• Task requirements: Turn each line of the records below into a JSON list of strings, one string per line, with blank lines skipped. Leave the pictures out.

• Data in this exercise:
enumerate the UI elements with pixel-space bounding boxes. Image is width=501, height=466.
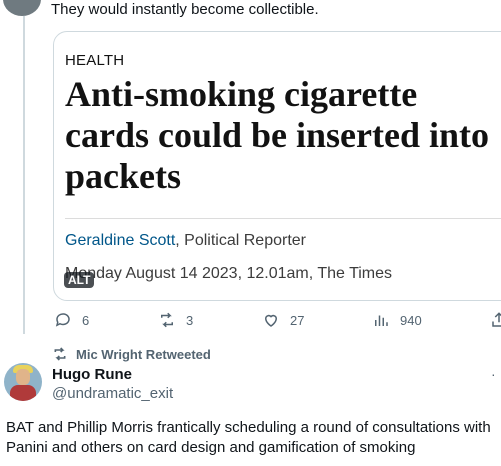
views-count: 940: [400, 312, 422, 328]
retweet-context-icon: [54, 347, 66, 361]
card-date: Monday August 14 2023, 12.01am, The Time…: [65, 265, 393, 282]
card-author-role: , Political Reporter: [175, 232, 306, 249]
tweet-author-name[interactable]: Hugo Rune: [52, 366, 132, 383]
alt-text-badge[interactable]: ALT: [64, 272, 95, 288]
like-button[interactable]: 27: [262, 311, 304, 329]
card-headline: Anti-smoking cigarette cards could be in…: [65, 74, 490, 196]
reply-icon: [55, 313, 70, 327]
card-byline: Geraldine Scott, Political Reporter: [65, 232, 306, 250]
link-preview-card[interactable]: HEALTH Anti-smoking cigarette cards coul…: [53, 31, 501, 301]
retweet-button[interactable]: 3: [158, 311, 193, 329]
card-divider: [65, 218, 501, 219]
card-author-link[interactable]: Geraldine Scott: [65, 232, 175, 249]
reply-count: 6: [82, 312, 90, 328]
avatar[interactable]: [4, 363, 42, 401]
previous-tweet-avatar[interactable]: [3, 0, 41, 16]
retweet-count: 3: [186, 312, 194, 328]
views-icon: [375, 315, 388, 326]
retweet-icon: [161, 312, 173, 328]
previous-tweet-text: They would instantly become collectible.: [51, 1, 319, 18]
tweet-text: BAT and Phillip Morris frantically sched…: [6, 419, 491, 456]
share-icon: [492, 312, 501, 327]
retweet-context: Mic Wright Retweeted: [52, 346, 211, 362]
like-count: 27: [290, 312, 305, 328]
like-icon: [264, 314, 278, 327]
share-button[interactable]: [490, 311, 501, 329]
views-button[interactable]: 940: [372, 311, 422, 329]
thread-connector-line: [23, 16, 25, 334]
retweet-context-text[interactable]: Mic Wright Retweeted: [76, 347, 211, 362]
card-section-label: HEALTH: [65, 52, 125, 69]
more-icon[interactable]: ·: [491, 366, 497, 382]
tweet-author-handle[interactable]: @undramatic_exit: [52, 385, 173, 402]
reply-button[interactable]: 6: [54, 311, 89, 329]
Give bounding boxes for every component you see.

• Task answer:
[
  "enumerate the UI elements with pixel-space bounding boxes. Image is width=501, height=466.",
  "views-count: 940: [400, 312, 422, 328]",
  "retweet-context-icon: [54, 347, 66, 361]",
  "card-date: Monday August 14 2023, 12.01am, The Time…: [65, 265, 393, 282]",
  "card-author-role: , Political Reporter: [175, 232, 306, 249]",
  "tweet-author-name[interactable]: Hugo Rune: [52, 366, 132, 383]",
  "alt-text-badge[interactable]: ALT: [64, 272, 95, 288]",
  "like-button[interactable]: 27: [262, 311, 304, 329]",
  "card-headline: Anti-smoking cigarette cards could be in…: [65, 74, 490, 196]",
  "reply-icon: [55, 313, 70, 327]",
  "card-byline: Geraldine Scott, Political Reporter: [65, 232, 306, 250]",
  "link-preview-card[interactable]: HEALTH Anti-smoking cigarette cards coul…: [53, 31, 501, 301]",
  "retweet-button[interactable]: 3: [158, 311, 193, 329]",
  "card-divider: [65, 218, 501, 219]",
  "card-author-link[interactable]: Geraldine Scott: [65, 232, 175, 249]",
  "reply-count: 6: [82, 312, 90, 328]",
  "avatar[interactable]: [4, 363, 42, 401]",
  "previous-tweet-avatar[interactable]: [3, 0, 41, 16]",
  "retweet-count: 3: [186, 312, 194, 328]",
  "views-icon: [375, 315, 388, 326]",
  "retweet-icon: [161, 312, 173, 328]",
  "previous-tweet-text: They would instantly become collectible.: [51, 1, 319, 18]",
  "tweet-text: BAT and Phillip Morris frantically sched…: [6, 419, 491, 456]",
  "share-icon: [492, 312, 501, 327]",
  "retweet-context: Mic Wright Retweeted: [52, 346, 211, 362]",
  "like-count: 27: [290, 312, 305, 328]",
  "like-icon: [264, 314, 278, 327]",
  "share-button[interactable]: [490, 311, 501, 329]",
  "views-button[interactable]: 940: [372, 311, 422, 329]",
  "thread-connector-line: [23, 16, 25, 334]",
  "retweet-context-text[interactable]: Mic Wright Retweeted: [76, 347, 211, 362]",
  "card-section-label: HEALTH: [65, 52, 125, 69]",
  "more-icon[interactable]: ·: [491, 366, 497, 382]",
  "tweet-author-handle[interactable]: @undramatic_exit: [52, 385, 173, 402]",
  "reply-button[interactable]: 6: [54, 311, 89, 329]",
  "Give bounding boxes for every component you see."
]